◆ PROBLEM STATEMENT:
Could you copy every line of the data that contains the word "carmine"?
━━ RECORDS PROVIDED ━━
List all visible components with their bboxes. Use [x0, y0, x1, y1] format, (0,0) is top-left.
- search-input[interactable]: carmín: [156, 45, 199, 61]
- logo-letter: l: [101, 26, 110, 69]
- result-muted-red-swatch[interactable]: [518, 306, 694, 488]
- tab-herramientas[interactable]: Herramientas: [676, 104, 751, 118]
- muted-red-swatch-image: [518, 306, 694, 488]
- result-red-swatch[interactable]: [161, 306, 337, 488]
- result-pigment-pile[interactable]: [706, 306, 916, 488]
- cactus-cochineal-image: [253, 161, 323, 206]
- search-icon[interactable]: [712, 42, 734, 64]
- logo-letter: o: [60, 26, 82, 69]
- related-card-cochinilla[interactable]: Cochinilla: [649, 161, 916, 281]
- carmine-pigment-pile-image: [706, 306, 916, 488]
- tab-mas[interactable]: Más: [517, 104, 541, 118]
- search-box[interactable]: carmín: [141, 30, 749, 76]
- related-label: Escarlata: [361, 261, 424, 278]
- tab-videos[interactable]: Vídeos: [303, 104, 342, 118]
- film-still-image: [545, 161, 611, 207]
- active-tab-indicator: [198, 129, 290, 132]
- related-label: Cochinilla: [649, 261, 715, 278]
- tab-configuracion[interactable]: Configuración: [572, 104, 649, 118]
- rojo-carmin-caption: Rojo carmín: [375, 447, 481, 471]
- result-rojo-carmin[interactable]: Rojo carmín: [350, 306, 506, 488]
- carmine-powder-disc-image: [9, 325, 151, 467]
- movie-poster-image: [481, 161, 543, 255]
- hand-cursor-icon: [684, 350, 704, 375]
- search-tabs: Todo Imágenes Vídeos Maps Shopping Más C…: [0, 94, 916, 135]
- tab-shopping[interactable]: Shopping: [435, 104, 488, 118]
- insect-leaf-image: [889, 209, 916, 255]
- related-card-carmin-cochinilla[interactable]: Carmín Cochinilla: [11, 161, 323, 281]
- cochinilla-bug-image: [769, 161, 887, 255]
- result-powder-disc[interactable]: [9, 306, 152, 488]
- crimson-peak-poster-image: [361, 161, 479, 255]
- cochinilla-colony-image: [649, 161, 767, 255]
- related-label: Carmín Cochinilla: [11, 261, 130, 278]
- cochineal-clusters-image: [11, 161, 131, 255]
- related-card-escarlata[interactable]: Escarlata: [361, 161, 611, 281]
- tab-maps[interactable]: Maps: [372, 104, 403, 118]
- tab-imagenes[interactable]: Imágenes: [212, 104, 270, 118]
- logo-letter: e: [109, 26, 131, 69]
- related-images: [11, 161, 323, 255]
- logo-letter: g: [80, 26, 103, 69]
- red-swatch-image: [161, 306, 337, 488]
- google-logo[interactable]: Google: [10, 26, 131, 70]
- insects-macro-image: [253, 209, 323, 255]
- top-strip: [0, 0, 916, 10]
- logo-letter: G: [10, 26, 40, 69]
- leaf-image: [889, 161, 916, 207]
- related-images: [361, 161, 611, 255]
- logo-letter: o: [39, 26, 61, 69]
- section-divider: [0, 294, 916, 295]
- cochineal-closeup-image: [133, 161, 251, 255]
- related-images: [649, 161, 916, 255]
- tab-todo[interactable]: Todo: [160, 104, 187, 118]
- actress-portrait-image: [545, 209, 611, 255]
━━━
◆ WRITTEN SOLUTION:
- carmine-pigment-pile-image: [706, 306, 916, 488]
- carmine-powder-disc-image: [9, 325, 151, 467]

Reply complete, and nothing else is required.